Exercise task: Find the lines that include the string "name" and report how many there are. Give no other text.

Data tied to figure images
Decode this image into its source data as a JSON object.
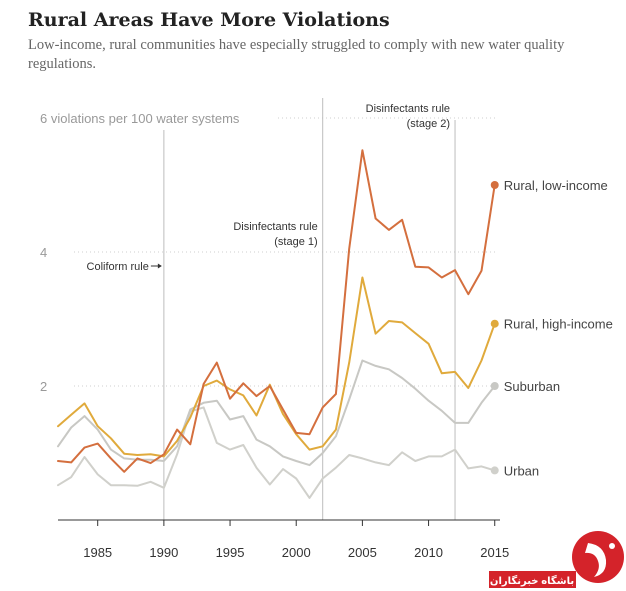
{
  "title": "Rural Areas Have More Violations",
  "subtitle": "Low-income, rural communities have especially struggled to comply with new water quality regulations.",
  "watermark": {
    "text": "باشگاه خبرنگاران",
    "color": "#d4232a"
  },
  "chart_data": {
    "type": "line",
    "xlim": [
      1982,
      2015.7
    ],
    "ylim": [
      0,
      6
    ],
    "x_ticks": [
      1985,
      1990,
      1995,
      2000,
      2005,
      2010,
      2015
    ],
    "y_ticks": [
      {
        "value": 2,
        "label": "2"
      },
      {
        "value": 4,
        "label": "4"
      },
      {
        "value": 6,
        "label": "6 violations per 100 water systems"
      }
    ],
    "grid": "horizontal dotted",
    "events": [
      {
        "x": 1990,
        "lines": [
          "Coliform rule"
        ],
        "arrow": true
      },
      {
        "x": 2002,
        "lines": [
          "Disinfectants rule",
          "(stage 1)"
        ],
        "arrow": false
      },
      {
        "x": 2012,
        "lines": [
          "Disinfectants rule",
          "(stage 2)"
        ],
        "arrow": false
      }
    ],
    "x": [
      1982,
      1983,
      1984,
      1985,
      1986,
      1987,
      1988,
      1989,
      1990,
      1991,
      1992,
      1993,
      1994,
      1995,
      1996,
      1997,
      1998,
      1999,
      2000,
      2001,
      2002,
      2003,
      2004,
      2005,
      2006,
      2007,
      2008,
      2009,
      2010,
      2011,
      2012,
      2013,
      2014,
      2015
    ],
    "series": [
      {
        "name": "Rural, low-income",
        "color": "#d46f3e",
        "values": [
          0.88,
          0.86,
          1.08,
          1.14,
          0.92,
          0.72,
          0.92,
          0.85,
          0.98,
          1.35,
          1.13,
          2.03,
          2.35,
          1.81,
          2.04,
          1.85,
          2.0,
          1.65,
          1.3,
          1.28,
          1.68,
          1.88,
          4.05,
          5.52,
          4.5,
          4.33,
          4.48,
          3.78,
          3.77,
          3.62,
          3.73,
          3.37,
          3.72,
          5.0
        ]
      },
      {
        "name": "Rural, high-income",
        "color": "#e0aa3c",
        "values": [
          1.4,
          1.57,
          1.74,
          1.4,
          1.22,
          0.99,
          0.97,
          0.98,
          0.95,
          1.18,
          1.53,
          2.0,
          2.08,
          1.95,
          1.86,
          1.56,
          2.02,
          1.58,
          1.28,
          1.05,
          1.1,
          1.35,
          2.35,
          3.62,
          2.78,
          2.97,
          2.95,
          2.79,
          2.63,
          2.19,
          2.21,
          1.97,
          2.38,
          2.93
        ]
      },
      {
        "name": "Suburban",
        "color": "#c8c8c4",
        "values": [
          1.1,
          1.38,
          1.55,
          1.35,
          1.05,
          0.92,
          0.9,
          0.9,
          0.88,
          1.1,
          1.65,
          1.75,
          1.78,
          1.5,
          1.55,
          1.2,
          1.1,
          0.95,
          0.88,
          0.82,
          1.0,
          1.25,
          1.8,
          2.38,
          2.3,
          2.25,
          2.12,
          1.96,
          1.78,
          1.63,
          1.45,
          1.45,
          1.75,
          2.0
        ]
      },
      {
        "name": "Urban",
        "color": "#d0d0cb",
        "values": [
          0.52,
          0.64,
          0.94,
          0.68,
          0.52,
          0.52,
          0.51,
          0.57,
          0.48,
          0.98,
          1.62,
          1.68,
          1.15,
          1.05,
          1.12,
          0.78,
          0.53,
          0.76,
          0.62,
          0.33,
          0.62,
          0.78,
          0.97,
          0.92,
          0.86,
          0.82,
          1.01,
          0.88,
          0.95,
          0.95,
          1.05,
          0.77,
          0.8,
          0.74
        ]
      }
    ]
  }
}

Output below: 4